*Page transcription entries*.
_ _ _ _

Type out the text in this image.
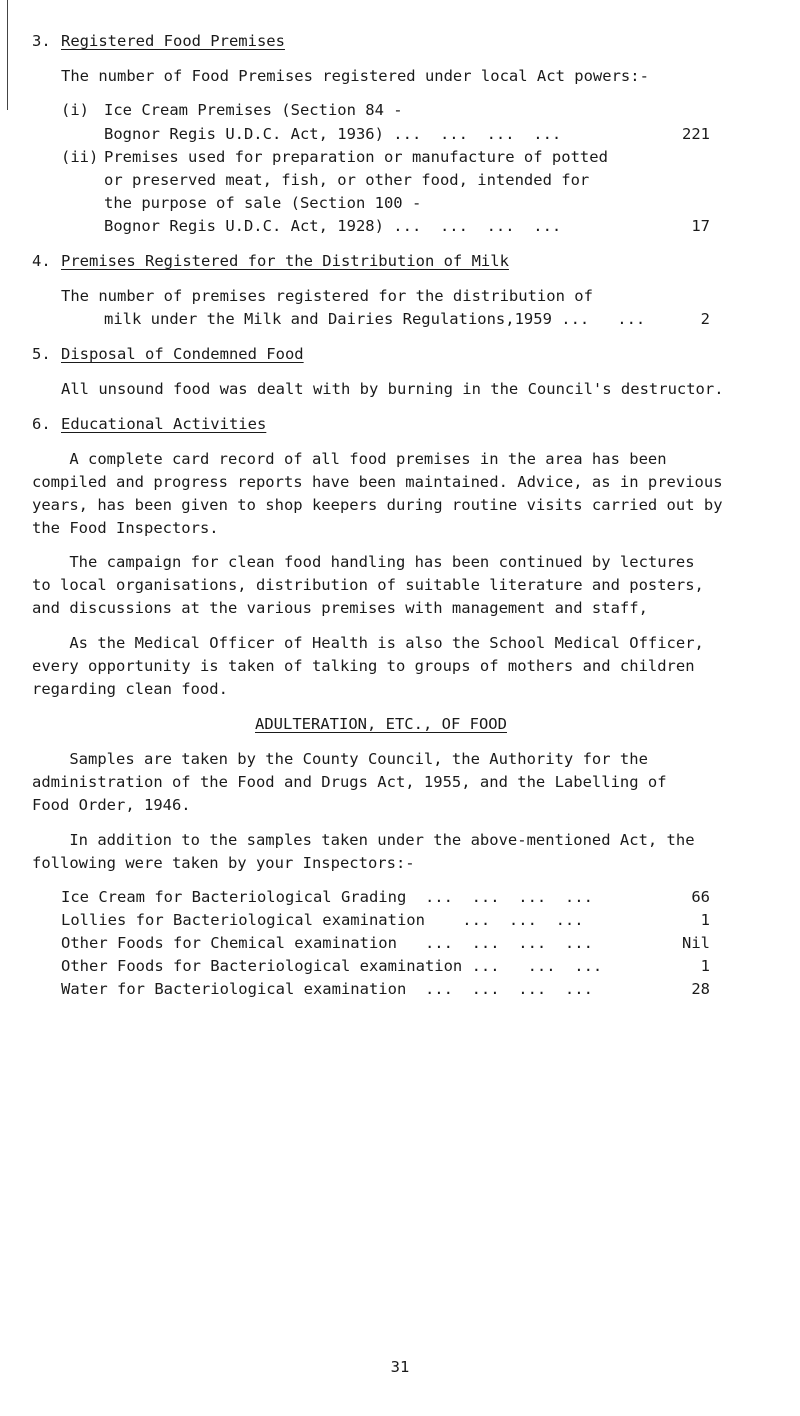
3. Registered Food Premises
The number of Food Premises registered under local Act powers:-
(i) Ice Cream Premises (Section 84 -
Bognor Regis U.D.C. Act, 1936) ...  ...  ...  ...	221
(ii) Premises used for preparation or manufacture of potted
or preserved meat, fish, or other food, intended for
the purpose of sale (Section 100 -
Bognor Regis U.D.C. Act, 1928) ...  ...  ...  ...	17
4. Premises Registered for the Distribution of Milk
The number of premises registered for the distribution of
milk under the Milk and Dairies Regulations,1959 ...   ...	2
5. Disposal of Condemned Food
All unsound food was dealt with by burning in the Council's destructor.
6. Educational Activities
A complete card record of all food premises in the area has been
compiled and progress reports have been maintained. Advice, as in previous
years, has been given to shop keepers during routine visits carried out by
the Food Inspectors.
The campaign for clean food handling has been continued by lectures
to local organisations, distribution of suitable literature and posters,
and discussions at the various premises with management and staff,
As the Medical Officer of Health is also the School Medical Officer,
every opportunity is taken of talking to groups of mothers and children
regarding clean food.
ADULTERATION, ETC., OF FOOD
Samples are taken by the County Council, the Authority for the
administration of the Food and Drugs Act, 1955, and the Labelling of
Food Order, 1946.
In addition to the samples taken under the above-mentioned Act, the
following were taken by your Inspectors:-
Ice Cream for Bacteriological Grading  ...  ...  ...  ...	66
Lollies for Bacteriological examination    ...  ...  ...	1
Other Foods for Chemical examination   ...  ...  ...  ...	Nil
Other Foods for Bacteriological examination ...   ...  ...	1
Water for Bacteriological examination  ...  ...  ...  ...	28
31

_ _ _ _

Transcribe the records above exactly as they appear, leaving out any pictures.

*YOUR RESPONSE*.
Type out the text in this image.
3. Registered Food Premises
The number of Food Premises registered under local Act powers:-
(i) Ice Cream Premises (Section 84 -
Bognor Regis U.D.C. Act, 1936) ...  ...  ...  ...	221
(ii) Premises used for preparation or manufacture of potted
or preserved meat, fish, or other food, intended for
the purpose of sale (Section 100 -
Bognor Regis U.D.C. Act, 1928) ...  ...  ...  ...	17
4. Premises Registered for the Distribution of Milk
The number of premises registered for the distribution of
milk under the Milk and Dairies Regulations,1959 ...   ...	2
5. Disposal of Condemned Food
All unsound food was dealt with by burning in the Council's destructor.
6. Educational Activities
A complete card record of all food premises in the area has been
compiled and progress reports have been maintained. Advice, as in previous
years, has been given to shop keepers during routine visits carried out by
the Food Inspectors.
The campaign for clean food handling has been continued by lectures
to local organisations, distribution of suitable literature and posters,
and discussions at the various premises with management and staff,
As the Medical Officer of Health is also the School Medical Officer,
every opportunity is taken of talking to groups of mothers and children
regarding clean food.
ADULTERATION, ETC., OF FOOD
Samples are taken by the County Council, the Authority for the
administration of the Food and Drugs Act, 1955, and the Labelling of
Food Order, 1946.
In addition to the samples taken under the above-mentioned Act, the
following were taken by your Inspectors:-
Ice Cream for Bacteriological Grading  ...  ...  ...  ...	66
Lollies for Bacteriological examination    ...  ...  ...	1
Other Foods for Chemical examination   ...  ...  ...  ...	Nil
Other Foods for Bacteriological examination ...   ...  ...	1
Water for Bacteriological examination  ...  ...  ...  ...	28
31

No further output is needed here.